EXTRAIT:
■ ■ ■ ■

Les portugais ont construit sur Ibo une ville en dur, il y avait même apparemment un éclairage public électrique là où aujourd'hui on se promène dans ce qui fait penser à une ville fantôme... Des bâtiments à l'architecture plaisante mais en ruine partielle ou totale (un peu comme à Beira) parmi lesquels on se promène au clair de lune dès le soir tombé, les restes d'un passé prospère qui s'est brutalement effondré au départ des portugais. Splendeur et misère de la colonisation... Misère surtout d'un pays où l'on a souvent ce sentiment de voir encore les portugais s'enfuir, laissant certes des infrastructures mais dans un pays déjà en proie à l'affrontement des blocs où la guerre vint balayer rapidement la prospérité passée. Aujourd'hui, à peine un embryon de réhabilitation mais des projets permettent d'espérer: un lodge se construit, apparemment soucieux d'intéger les communautés comme nous le racontait un volontaire brittanique qui a passé 4 mois sur l'île à étudier comment insérer ce projet dans le tissu socio-économique d'Ibo, Ibo pourrait bien aussi devenir une destination "alternative" du tourisme pour ceux qui exécre les sentiers battus, une rencontre avec de très sympathiques aventuriers québécois, kayakeurs de mer, en repérage pour une agence de tourisme "alternative", nous en a convaincu.

■ ■ ■ ■

CONSIGNE DONNÉE: Poursuivez le texte sur l'île d'Ibo à partir de sa dernière phrase. Ce matériel n'a aucun rôle ici.

(Entrées de boîtes englobantes)
■ ■ ■ ■

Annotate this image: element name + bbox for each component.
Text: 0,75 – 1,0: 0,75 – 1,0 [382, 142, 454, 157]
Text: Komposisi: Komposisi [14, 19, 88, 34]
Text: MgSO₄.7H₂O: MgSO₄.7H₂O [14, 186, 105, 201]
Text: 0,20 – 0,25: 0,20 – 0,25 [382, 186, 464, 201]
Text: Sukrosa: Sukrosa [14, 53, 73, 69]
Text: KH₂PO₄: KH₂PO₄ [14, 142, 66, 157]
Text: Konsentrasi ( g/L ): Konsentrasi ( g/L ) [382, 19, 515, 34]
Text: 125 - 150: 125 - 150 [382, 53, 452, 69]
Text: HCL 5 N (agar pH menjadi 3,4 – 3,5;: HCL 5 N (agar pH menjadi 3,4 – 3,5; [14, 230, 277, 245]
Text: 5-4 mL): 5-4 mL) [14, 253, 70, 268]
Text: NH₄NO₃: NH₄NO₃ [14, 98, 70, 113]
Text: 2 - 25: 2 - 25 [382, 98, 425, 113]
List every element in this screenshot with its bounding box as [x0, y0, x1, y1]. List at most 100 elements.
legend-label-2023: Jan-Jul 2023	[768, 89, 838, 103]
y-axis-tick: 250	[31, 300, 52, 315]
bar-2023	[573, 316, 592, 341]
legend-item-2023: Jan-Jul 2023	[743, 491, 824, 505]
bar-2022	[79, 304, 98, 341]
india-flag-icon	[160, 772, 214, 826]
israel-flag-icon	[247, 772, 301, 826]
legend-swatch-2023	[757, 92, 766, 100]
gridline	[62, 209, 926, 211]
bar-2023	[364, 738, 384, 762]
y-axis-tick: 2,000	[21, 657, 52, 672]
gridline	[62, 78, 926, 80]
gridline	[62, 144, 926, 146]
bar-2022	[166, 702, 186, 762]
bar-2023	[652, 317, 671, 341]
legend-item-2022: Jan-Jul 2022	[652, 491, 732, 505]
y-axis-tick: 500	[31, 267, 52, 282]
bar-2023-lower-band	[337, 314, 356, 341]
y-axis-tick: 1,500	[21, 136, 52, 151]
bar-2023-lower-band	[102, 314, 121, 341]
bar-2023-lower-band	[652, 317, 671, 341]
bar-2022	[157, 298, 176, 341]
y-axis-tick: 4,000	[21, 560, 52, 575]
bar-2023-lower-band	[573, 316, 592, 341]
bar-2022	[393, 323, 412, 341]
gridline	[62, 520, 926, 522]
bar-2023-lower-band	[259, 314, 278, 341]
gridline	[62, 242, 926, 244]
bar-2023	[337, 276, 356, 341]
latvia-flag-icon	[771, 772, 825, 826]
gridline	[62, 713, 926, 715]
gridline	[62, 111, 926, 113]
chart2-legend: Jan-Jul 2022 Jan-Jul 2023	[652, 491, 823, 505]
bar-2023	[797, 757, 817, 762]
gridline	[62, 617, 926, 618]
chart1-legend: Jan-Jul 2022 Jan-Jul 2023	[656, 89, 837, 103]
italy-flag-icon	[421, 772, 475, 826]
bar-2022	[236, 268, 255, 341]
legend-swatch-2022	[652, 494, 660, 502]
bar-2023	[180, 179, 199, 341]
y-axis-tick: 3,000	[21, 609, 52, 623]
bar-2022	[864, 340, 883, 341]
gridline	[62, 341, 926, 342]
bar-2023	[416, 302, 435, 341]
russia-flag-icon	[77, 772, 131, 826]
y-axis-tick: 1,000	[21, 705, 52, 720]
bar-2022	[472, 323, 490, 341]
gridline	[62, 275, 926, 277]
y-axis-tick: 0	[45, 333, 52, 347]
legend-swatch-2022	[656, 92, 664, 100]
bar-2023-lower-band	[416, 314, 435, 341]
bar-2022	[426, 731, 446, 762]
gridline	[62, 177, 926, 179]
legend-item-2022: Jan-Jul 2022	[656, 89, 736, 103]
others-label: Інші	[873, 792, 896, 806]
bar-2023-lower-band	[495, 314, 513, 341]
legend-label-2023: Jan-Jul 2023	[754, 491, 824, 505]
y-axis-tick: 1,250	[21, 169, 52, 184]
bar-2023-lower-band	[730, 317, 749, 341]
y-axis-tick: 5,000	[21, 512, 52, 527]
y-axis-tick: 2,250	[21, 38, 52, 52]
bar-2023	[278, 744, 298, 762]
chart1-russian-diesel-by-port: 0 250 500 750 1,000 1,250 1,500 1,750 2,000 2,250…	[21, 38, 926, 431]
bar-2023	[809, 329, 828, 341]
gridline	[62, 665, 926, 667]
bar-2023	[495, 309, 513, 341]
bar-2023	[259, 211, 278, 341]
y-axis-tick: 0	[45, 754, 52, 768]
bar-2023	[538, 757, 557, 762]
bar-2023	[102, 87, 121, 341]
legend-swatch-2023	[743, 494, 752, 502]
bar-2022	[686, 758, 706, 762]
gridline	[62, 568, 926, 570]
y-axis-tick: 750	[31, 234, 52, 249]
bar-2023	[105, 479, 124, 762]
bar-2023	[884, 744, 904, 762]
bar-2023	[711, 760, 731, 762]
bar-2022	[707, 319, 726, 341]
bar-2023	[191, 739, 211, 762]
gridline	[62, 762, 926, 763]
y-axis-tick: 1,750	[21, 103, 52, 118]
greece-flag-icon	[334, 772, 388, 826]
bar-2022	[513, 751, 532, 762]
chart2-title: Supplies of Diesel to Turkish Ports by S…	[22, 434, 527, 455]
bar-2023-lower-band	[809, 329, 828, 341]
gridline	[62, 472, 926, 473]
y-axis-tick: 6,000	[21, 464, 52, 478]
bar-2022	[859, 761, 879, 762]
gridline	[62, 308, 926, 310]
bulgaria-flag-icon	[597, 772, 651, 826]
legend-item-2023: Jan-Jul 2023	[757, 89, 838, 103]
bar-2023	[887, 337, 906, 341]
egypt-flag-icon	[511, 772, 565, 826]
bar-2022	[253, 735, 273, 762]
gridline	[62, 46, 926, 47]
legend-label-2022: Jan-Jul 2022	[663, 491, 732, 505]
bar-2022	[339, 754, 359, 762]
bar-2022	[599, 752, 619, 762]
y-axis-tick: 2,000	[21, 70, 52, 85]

■ ■ ■ ■

RÉSULTAT DE L'EXERCICE:
Sur les photos, un gamin jouant sur la plage avec un crabe, l'église et les forts d'Ibo, les panneaux "e prohibido defecar na praia" puis "usa enxada" utilisez une bêche... La place principale où a lieu une représentation avec des chants, des danses, des sketches joués par les habitants d'Ibo pour ce qui nous a semblé être une délégation du Frelimo. Et les enfants, des enfants partout, tous aussi amusés par l'appareil photo numérique, qui réclament d'être sur une photo, veulent se voir ensuite et partent en courant dans un éclat de rire! Il fallait parfois cacher l'appareil tellement les enfants étaient attirés!! Mais combien de visages, de sourires, de regards absolument merveilleux. Enfin un guide touristique en herbe à qui l'on a donné un rapide cours de français, une jeune fille au masque blanc traditionnel (la photo est prise d'un peu loin), un match de foot et le coucher du soleil... Tout simplement époustouflant.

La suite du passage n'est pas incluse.